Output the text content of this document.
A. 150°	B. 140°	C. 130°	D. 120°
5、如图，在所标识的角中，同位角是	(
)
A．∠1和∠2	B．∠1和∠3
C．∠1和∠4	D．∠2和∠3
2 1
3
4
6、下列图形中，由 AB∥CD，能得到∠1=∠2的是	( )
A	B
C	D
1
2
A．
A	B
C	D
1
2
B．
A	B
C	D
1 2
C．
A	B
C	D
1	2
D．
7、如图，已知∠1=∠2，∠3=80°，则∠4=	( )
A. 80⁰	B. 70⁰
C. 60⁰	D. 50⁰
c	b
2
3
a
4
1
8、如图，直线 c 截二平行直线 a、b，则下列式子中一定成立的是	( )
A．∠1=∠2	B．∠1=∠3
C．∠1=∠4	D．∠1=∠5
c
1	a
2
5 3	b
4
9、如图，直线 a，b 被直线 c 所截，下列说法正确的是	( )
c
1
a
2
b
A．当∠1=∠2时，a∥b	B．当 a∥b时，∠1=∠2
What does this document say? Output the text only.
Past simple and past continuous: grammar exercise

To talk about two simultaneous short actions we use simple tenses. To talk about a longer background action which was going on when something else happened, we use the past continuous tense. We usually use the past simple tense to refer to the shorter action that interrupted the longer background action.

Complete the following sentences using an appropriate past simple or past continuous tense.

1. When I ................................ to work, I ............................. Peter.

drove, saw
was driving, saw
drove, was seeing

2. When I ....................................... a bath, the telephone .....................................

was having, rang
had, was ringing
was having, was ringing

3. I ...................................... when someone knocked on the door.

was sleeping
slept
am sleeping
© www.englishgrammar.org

* **REQUIRED TASK**
Write the listing out again, exactly as it reads.

* **COMPLETED TASK**
Output the text content of this document.
A. 150°	B. 140°	C. 130°	D. 120°
5、如图，在所标识的角中，同位角是	(
)
A．∠1和∠2	B．∠1和∠3
C．∠1和∠4	D．∠2和∠3
2 1
3
4
6、下列图形中，由 AB∥CD，能得到∠1=∠2的是	( )
A	B
C	D
1
2
A．
A	B
C	D
1
2
B．
A	B
C	D
1 2
C．
A	B
C	D
1	2
D．
7、如图，已知∠1=∠2，∠3=80°，则∠4=	( )
A. 80⁰	B. 70⁰
C. 60⁰	D. 50⁰
c	b
2
3
a
4
1
8、如图，直线 c 截二平行直线 a、b，则下列式子中一定成立的是	( )
A．∠1=∠2	B．∠1=∠3
C．∠1=∠4	D．∠1=∠5
c
1	a
2
5 3	b
4
9、如图，直线 a，b 被直线 c 所截，下列说法正确的是	( )
c
1
a
2
b
A．当∠1=∠2时，a∥b	B．当 a∥b时，∠1=∠2
What does this document say? Output the text only.
Past simple and past continuous: grammar exercise

To talk about two simultaneous short actions we use simple tenses. To talk about a longer background action which was going on when something else happened, we use the past continuous tense. We usually use the past simple tense to refer to the shorter action that interrupted the longer background action.

Complete the following sentences using an appropriate past simple or past continuous tense.

1. When I ................................ to work, I ............................. Peter.

drove, saw
was driving, saw
drove, was seeing

2. When I ....................................... a bath, the telephone .....................................

was having, rang
had, was ringing
was having, was ringing

3. I ...................................... when someone knocked on the door.

was sleeping
slept
am sleeping
© www.englishgrammar.org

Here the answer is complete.